» Task description
Extract every line below, verbatim.

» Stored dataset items
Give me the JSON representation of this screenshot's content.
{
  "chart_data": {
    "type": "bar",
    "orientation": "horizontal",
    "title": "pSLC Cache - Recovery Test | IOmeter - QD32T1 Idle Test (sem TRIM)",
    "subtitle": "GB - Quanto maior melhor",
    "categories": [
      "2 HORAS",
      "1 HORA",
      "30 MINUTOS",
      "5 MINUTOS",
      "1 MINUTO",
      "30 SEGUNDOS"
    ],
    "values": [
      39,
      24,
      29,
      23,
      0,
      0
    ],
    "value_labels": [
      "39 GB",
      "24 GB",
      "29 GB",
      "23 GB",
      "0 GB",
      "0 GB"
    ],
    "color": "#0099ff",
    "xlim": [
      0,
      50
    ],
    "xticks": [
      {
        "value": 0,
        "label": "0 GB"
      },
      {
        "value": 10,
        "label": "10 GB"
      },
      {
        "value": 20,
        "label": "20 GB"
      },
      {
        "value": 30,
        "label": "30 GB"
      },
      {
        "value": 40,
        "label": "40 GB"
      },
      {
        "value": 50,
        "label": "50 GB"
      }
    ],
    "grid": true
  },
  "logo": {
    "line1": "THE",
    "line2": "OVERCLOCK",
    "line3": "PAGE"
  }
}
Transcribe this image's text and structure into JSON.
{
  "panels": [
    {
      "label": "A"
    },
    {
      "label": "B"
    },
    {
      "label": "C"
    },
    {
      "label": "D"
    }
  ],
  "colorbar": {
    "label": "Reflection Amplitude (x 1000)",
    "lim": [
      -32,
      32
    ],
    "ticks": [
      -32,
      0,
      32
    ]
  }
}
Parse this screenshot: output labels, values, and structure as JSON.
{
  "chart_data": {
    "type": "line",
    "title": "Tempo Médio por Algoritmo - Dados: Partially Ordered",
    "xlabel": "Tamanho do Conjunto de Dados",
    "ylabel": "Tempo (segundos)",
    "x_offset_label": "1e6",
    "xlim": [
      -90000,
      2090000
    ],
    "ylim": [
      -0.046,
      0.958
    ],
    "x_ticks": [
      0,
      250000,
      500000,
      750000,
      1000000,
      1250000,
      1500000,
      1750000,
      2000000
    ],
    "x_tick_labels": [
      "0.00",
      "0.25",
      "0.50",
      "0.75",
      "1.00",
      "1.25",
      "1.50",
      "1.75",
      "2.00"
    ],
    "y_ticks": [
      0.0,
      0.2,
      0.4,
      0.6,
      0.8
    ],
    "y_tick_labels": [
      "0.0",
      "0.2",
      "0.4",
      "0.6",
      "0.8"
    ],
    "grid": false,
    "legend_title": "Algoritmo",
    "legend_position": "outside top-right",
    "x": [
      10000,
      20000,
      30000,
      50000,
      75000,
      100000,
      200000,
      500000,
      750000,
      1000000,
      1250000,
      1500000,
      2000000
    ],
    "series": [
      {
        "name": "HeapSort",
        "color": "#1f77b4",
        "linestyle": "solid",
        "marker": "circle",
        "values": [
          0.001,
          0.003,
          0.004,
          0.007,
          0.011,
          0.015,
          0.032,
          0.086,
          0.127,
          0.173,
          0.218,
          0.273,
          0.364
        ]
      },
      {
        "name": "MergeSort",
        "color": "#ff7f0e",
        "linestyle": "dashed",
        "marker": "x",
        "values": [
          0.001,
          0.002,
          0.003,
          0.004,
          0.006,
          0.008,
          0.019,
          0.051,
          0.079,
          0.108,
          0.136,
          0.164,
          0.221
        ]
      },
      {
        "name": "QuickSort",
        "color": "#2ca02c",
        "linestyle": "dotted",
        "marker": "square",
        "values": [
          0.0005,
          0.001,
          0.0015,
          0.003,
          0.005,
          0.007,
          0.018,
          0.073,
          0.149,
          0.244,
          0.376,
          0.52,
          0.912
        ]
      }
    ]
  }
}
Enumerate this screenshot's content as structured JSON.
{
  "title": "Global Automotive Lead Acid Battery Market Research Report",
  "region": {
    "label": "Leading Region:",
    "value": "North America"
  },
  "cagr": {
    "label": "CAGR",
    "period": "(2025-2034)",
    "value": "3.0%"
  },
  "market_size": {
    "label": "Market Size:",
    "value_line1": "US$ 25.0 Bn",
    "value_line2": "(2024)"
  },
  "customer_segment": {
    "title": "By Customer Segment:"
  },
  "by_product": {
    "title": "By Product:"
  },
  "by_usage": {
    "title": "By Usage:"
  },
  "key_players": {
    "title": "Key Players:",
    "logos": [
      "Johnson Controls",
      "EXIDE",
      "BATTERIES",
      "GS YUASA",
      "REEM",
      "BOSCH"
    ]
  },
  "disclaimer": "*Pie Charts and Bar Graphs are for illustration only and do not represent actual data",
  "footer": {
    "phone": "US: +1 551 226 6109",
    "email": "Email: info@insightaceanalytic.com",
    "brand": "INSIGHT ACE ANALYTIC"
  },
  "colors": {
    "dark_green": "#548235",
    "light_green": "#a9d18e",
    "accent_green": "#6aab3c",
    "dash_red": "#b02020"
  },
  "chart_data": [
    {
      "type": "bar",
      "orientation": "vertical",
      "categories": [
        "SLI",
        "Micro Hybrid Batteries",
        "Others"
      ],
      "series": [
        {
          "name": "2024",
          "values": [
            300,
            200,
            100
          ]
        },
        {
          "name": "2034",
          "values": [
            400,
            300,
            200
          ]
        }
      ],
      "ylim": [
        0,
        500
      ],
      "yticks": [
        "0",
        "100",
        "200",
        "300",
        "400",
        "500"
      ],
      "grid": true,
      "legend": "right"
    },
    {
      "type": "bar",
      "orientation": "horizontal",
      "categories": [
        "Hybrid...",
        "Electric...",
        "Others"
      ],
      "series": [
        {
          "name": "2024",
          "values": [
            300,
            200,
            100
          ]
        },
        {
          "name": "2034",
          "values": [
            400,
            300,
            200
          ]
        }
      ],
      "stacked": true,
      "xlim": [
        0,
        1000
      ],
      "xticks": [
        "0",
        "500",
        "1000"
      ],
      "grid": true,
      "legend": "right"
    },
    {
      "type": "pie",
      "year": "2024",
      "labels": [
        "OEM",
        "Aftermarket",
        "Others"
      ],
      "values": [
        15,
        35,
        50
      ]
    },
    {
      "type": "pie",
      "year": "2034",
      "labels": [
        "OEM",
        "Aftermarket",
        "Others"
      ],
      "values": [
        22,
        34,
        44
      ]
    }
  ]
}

» Result of the exercise
Give me the JSON representation of this screenshot's content.
{
  "chart_data": {
    "type": "bar",
    "orientation": "horizontal",
    "title": "pSLC Cache - Recovery Test | IOmeter - QD32T1 Idle Test (sem TRIM)",
    "subtitle": "GB - Quanto maior melhor",
    "categories": [
      "2 HORAS",
      "1 HORA",
      "30 MINUTOS",
      "5 MINUTOS",
      "1 MINUTO",
      "30 SEGUNDOS"
    ],
    "values": [
      39,
      24,
      29,
      23,
      0,
      0
    ],
    "value_labels": [
      "39 GB",
      "24 GB",
      "29 GB",
      "23 GB",
      "0 GB",
      "0 GB"
    ],
    "color": "#0099ff",
    "xlim": [
      0,
      50
    ],
    "xticks": [
      {
        "value": 0,
        "label": "0 GB"
      },
      {
        "value": 10,
        "label": "10 GB"
      },
      {
        "value": 20,
        "label": "20 GB"
      },
      {
        "value": 30,
        "label": "30 GB"
      },
      {
        "value": 40,
        "label": "40 GB"
      },
      {
        "value": 50,
        "label": "50 GB"
      }
    ],
    "grid": true
  },
  "logo": {
    "line1": "THE",
    "line2": "OVERCLOCK",
    "line3": "PAGE"
  }
}
Transcribe this image's text and structure into JSON.
{
  "panels": [
    {
      "label": "A"
    },
    {
      "label": "B"
    },
    {
      "label": "C"
    },
    {
      "label": "D"
    }
  ],
  "colorbar": {
    "label": "Reflection Amplitude (x 1000)",
    "lim": [
      -32,
      32
    ],
    "ticks": [
      -32,
      0,
      32
    ]
  }
}
Parse this screenshot: output labels, values, and structure as JSON.
{
  "chart_data": {
    "type": "line",
    "title": "Tempo Médio por Algoritmo - Dados: Partially Ordered",
    "xlabel": "Tamanho do Conjunto de Dados",
    "ylabel": "Tempo (segundos)",
    "x_offset_label": "1e6",
    "xlim": [
      -90000,
      2090000
    ],
    "ylim": [
      -0.046,
      0.958
    ],
    "x_ticks": [
      0,
      250000,
      500000,
      750000,
      1000000,
      1250000,
      1500000,
      1750000,
      2000000
    ],
    "x_tick_labels": [
      "0.00",
      "0.25",
      "0.50",
      "0.75",
      "1.00",
      "1.25",
      "1.50",
      "1.75",
      "2.00"
    ],
    "y_ticks": [
      0.0,
      0.2,
      0.4,
      0.6,
      0.8
    ],
    "y_tick_labels": [
      "0.0",
      "0.2",
      "0.4",
      "0.6",
      "0.8"
    ],
    "grid": false,
    "legend_title": "Algoritmo",
    "legend_position": "outside top-right",
    "x": [
      10000,
      20000,
      30000,
      50000,
      75000,
      100000,
      200000,
      500000,
      750000,
      1000000,
      1250000,
      1500000,
      2000000
    ],
    "series": [
      {
        "name": "HeapSort",
        "color": "#1f77b4",
        "linestyle": "solid",
        "marker": "circle",
        "values": [
          0.001,
          0.003,
          0.004,
          0.007,
          0.011,
          0.015,
          0.032,
          0.086,
          0.127,
          0.173,
          0.218,
          0.273,
          0.364
        ]
      },
      {
        "name": "MergeSort",
        "color": "#ff7f0e",
        "linestyle": "dashed",
        "marker": "x",
        "values": [
          0.001,
          0.002,
          0.003,
          0.004,
          0.006,
          0.008,
          0.019,
          0.051,
          0.079,
          0.108,
          0.136,
          0.164,
          0.221
        ]
      },
      {
        "name": "QuickSort",
        "color": "#2ca02c",
        "linestyle": "dotted",
        "marker": "square",
        "values": [
          0.0005,
          0.001,
          0.0015,
          0.003,
          0.005,
          0.007,
          0.018,
          0.073,
          0.149,
          0.244,
          0.376,
          0.52,
          0.912
        ]
      }
    ]
  }
}
Enumerate this screenshot's content as structured JSON.
{
  "title": "Global Automotive Lead Acid Battery Market Research Report",
  "region": {
    "label": "Leading Region:",
    "value": "North America"
  },
  "cagr": {
    "label": "CAGR",
    "period": "(2025-2034)",
    "value": "3.0%"
  },
  "market_size": {
    "label": "Market Size:",
    "value_line1": "US$ 25.0 Bn",
    "value_line2": "(2024)"
  },
  "customer_segment": {
    "title": "By Customer Segment:"
  },
  "by_product": {
    "title": "By Product:"
  },
  "by_usage": {
    "title": "By Usage:"
  },
  "key_players": {
    "title": "Key Players:",
    "logos": [
      "Johnson Controls",
      "EXIDE",
      "BATTERIES",
      "GS YUASA",
      "REEM",
      "BOSCH"
    ]
  },
  "disclaimer": "*Pie Charts and Bar Graphs are for illustration only and do not represent actual data",
  "footer": {
    "phone": "US: +1 551 226 6109",
    "email": "Email: info@insightaceanalytic.com",
    "brand": "INSIGHT ACE ANALYTIC"
  },
  "colors": {
    "dark_green": "#548235",
    "light_green": "#a9d18e",
    "accent_green": "#6aab3c",
    "dash_red": "#b02020"
  },
  "chart_data": [
    {
      "type": "bar",
      "orientation": "vertical",
      "categories": [
        "SLI",
        "Micro Hybrid Batteries",
        "Others"
      ],
      "series": [
        {
          "name": "2024",
          "values": [
            300,
            200,
            100
          ]
        },
        {
          "name": "2034",
          "values": [
            400,
            300,
            200
          ]
        }
      ],
      "ylim": [
        0,
        500
      ],
      "yticks": [
        "0",
        "100",
        "200",
        "300",
        "400",
        "500"
      ],
      "grid": true,
      "legend": "right"
    },
    {
      "type": "bar",
      "orientation": "horizontal",
      "categories": [
        "Hybrid...",
        "Electric...",
        "Others"
      ],
      "series": [
        {
          "name": "2024",
          "values": [
            300,
            200,
            100
          ]
        },
        {
          "name": "2034",
          "values": [
            400,
            300,
            200
          ]
        }
      ],
      "stacked": true,
      "xlim": [
        0,
        1000
      ],
      "xticks": [
        "0",
        "500",
        "1000"
      ],
      "grid": true,
      "legend": "right"
    },
    {
      "type": "pie",
      "year": "2024",
      "labels": [
        "OEM",
        "Aftermarket",
        "Others"
      ],
      "values": [
        15,
        35,
        50
      ]
    },
    {
      "type": "pie",
      "year": "2034",
      "labels": [
        "OEM",
        "Aftermarket",
        "Others"
      ],
      "values": [
        22,
        34,
        44
      ]
    }
  ]
}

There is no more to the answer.